In the material below, find all lines with the string "服务意识" and copy them.

Begin Records for the task

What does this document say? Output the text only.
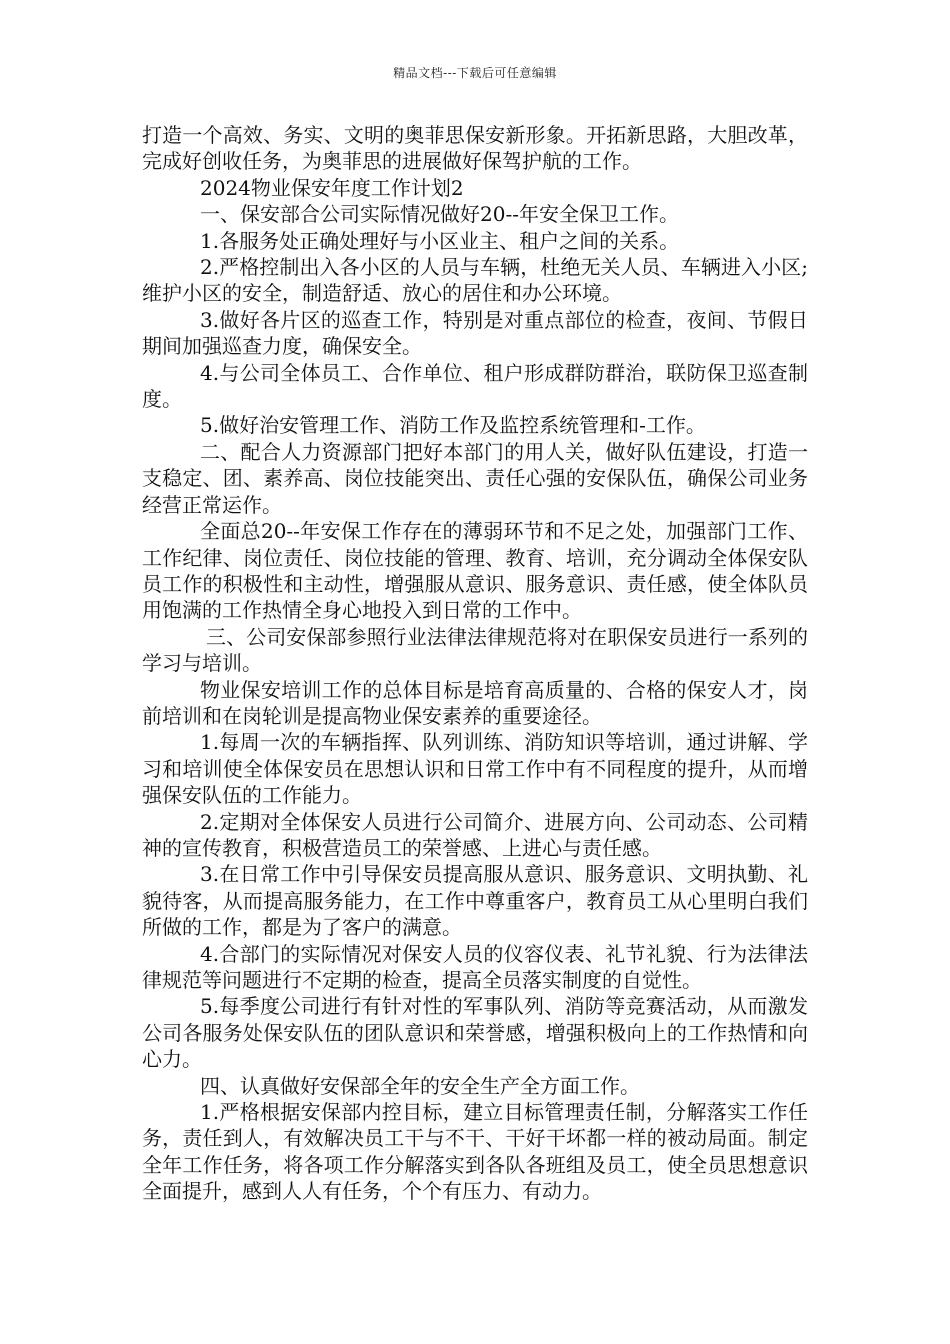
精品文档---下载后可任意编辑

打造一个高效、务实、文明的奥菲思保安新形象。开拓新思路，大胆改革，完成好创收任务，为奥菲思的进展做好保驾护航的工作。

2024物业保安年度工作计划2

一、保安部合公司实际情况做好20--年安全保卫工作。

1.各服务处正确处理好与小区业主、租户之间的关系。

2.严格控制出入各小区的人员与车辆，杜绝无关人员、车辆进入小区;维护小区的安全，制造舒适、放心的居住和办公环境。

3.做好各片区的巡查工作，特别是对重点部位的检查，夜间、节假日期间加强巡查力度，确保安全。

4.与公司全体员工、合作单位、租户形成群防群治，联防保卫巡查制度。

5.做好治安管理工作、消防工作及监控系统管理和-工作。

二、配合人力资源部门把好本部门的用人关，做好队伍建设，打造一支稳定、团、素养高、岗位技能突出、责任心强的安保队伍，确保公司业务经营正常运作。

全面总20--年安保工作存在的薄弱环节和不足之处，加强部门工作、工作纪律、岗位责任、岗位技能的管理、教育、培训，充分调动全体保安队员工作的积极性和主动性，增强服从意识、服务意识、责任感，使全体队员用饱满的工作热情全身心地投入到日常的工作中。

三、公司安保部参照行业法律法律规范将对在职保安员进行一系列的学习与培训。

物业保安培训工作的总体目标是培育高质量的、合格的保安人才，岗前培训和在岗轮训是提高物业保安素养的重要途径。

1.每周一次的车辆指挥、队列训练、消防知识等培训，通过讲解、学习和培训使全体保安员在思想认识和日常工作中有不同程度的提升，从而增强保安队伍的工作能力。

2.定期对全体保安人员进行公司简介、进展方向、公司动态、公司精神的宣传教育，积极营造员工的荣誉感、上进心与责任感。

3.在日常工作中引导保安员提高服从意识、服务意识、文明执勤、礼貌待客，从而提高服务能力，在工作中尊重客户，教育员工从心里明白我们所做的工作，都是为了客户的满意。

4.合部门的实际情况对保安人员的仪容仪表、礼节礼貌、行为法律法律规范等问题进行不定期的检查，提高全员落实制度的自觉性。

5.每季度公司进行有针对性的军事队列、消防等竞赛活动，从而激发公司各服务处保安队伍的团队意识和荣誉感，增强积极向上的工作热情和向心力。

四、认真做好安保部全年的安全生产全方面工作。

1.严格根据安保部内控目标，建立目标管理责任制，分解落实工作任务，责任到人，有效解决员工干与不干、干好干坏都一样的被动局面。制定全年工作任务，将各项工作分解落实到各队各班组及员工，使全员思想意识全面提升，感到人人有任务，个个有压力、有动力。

End Records for the task

- Output for this task -
全面总20--年安保工作存在的薄弱环节和不足之处，加强部门工作、工作纪律、岗位责任、岗位技能的管理、教育、培训，充分调动全体保安队员工作的积极性和主动性，增强服从意识、服务意识、责任感，使全体队员用饱满的工作热情全身心地投入到日常的工作中。
3.在日常工作中引导保安员提高服从意识、服务意识、文明执勤、礼貌待客，从而提高服务能力，在工作中尊重客户，教育员工从心里明白我们所做的工作，都是为了客户的满意。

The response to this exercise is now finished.